All the data should come back exactly as it was given.

** BEGIN DATA FOR THIS TASK **

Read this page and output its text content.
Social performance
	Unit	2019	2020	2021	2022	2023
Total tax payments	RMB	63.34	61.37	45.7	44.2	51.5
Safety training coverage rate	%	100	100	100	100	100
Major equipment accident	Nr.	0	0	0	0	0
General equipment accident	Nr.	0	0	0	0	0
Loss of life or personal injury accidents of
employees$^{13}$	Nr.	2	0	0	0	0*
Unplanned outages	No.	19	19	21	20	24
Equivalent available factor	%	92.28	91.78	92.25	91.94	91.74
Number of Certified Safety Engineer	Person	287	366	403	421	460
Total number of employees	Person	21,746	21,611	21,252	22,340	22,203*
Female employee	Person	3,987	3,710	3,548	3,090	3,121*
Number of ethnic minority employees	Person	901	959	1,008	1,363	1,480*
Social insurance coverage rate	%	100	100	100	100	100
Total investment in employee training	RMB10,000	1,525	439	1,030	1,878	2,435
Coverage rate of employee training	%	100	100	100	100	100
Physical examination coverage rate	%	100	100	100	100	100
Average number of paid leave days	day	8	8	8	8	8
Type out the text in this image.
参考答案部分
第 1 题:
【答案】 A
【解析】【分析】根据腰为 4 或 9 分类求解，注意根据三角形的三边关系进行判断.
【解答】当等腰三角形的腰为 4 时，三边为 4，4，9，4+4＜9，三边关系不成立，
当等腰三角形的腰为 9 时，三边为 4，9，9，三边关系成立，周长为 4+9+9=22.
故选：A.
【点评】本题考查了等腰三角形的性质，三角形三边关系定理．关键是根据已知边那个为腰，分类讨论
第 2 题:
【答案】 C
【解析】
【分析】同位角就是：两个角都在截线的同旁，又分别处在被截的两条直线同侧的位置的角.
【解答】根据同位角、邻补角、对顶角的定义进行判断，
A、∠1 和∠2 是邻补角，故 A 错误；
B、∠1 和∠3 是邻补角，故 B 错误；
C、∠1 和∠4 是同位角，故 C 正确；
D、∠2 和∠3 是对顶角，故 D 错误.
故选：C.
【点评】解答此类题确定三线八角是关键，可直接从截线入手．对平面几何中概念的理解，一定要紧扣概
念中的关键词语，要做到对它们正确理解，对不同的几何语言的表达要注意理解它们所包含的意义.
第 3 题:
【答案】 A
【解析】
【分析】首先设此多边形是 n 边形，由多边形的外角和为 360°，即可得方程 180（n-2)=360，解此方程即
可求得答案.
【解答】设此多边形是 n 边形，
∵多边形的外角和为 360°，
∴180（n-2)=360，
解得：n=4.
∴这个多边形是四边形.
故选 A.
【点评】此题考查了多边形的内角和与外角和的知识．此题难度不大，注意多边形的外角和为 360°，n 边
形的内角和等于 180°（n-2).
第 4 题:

** END DATA FOR THIS TASK **

RESULT FOR THIS EXERCISE
Read this page and output its text content.
Social performance
	Unit	2019	2020	2021	2022	2023
Total tax payments	RMB	63.34	61.37	45.7	44.2	51.5
Safety training coverage rate	%	100	100	100	100	100
Major equipment accident	Nr.	0	0	0	0	0
General equipment accident	Nr.	0	0	0	0	0
Loss of life or personal injury accidents of
employees$^{13}$	Nr.	2	0	0	0	0*
Unplanned outages	No.	19	19	21	20	24
Equivalent available factor	%	92.28	91.78	92.25	91.94	91.74
Number of Certified Safety Engineer	Person	287	366	403	421	460
Total number of employees	Person	21,746	21,611	21,252	22,340	22,203*
Female employee	Person	3,987	3,710	3,548	3,090	3,121*
Number of ethnic minority employees	Person	901	959	1,008	1,363	1,480*
Social insurance coverage rate	%	100	100	100	100	100
Total investment in employee training	RMB10,000	1,525	439	1,030	1,878	2,435
Coverage rate of employee training	%	100	100	100	100	100
Physical examination coverage rate	%	100	100	100	100	100
Average number of paid leave days	day	8	8	8	8	8
Type out the text in this image.
参考答案部分
第 1 题:
【答案】 A
【解析】【分析】根据腰为 4 或 9 分类求解，注意根据三角形的三边关系进行判断.
【解答】当等腰三角形的腰为 4 时，三边为 4，4，9，4+4＜9，三边关系不成立，
当等腰三角形的腰为 9 时，三边为 4，9，9，三边关系成立，周长为 4+9+9=22.
故选：A.
【点评】本题考查了等腰三角形的性质，三角形三边关系定理．关键是根据已知边那个为腰，分类讨论
第 2 题:
【答案】 C
【解析】
【分析】同位角就是：两个角都在截线的同旁，又分别处在被截的两条直线同侧的位置的角.
【解答】根据同位角、邻补角、对顶角的定义进行判断，
A、∠1 和∠2 是邻补角，故 A 错误；
B、∠1 和∠3 是邻补角，故 B 错误；
C、∠1 和∠4 是同位角，故 C 正确；
D、∠2 和∠3 是对顶角，故 D 错误.
故选：C.
【点评】解答此类题确定三线八角是关键，可直接从截线入手．对平面几何中概念的理解，一定要紧扣概
念中的关键词语，要做到对它们正确理解，对不同的几何语言的表达要注意理解它们所包含的意义.
第 3 题:
【答案】 A
【解析】
【分析】首先设此多边形是 n 边形，由多边形的外角和为 360°，即可得方程 180（n-2)=360，解此方程即
可求得答案.
【解答】设此多边形是 n 边形，
∵多边形的外角和为 360°，
∴180（n-2)=360，
解得：n=4.
∴这个多边形是四边形.
故选 A.
【点评】此题考查了多边形的内角和与外角和的知识．此题难度不大，注意多边形的外角和为 360°，n 边
形的内角和等于 180°（n-2).
第 4 题:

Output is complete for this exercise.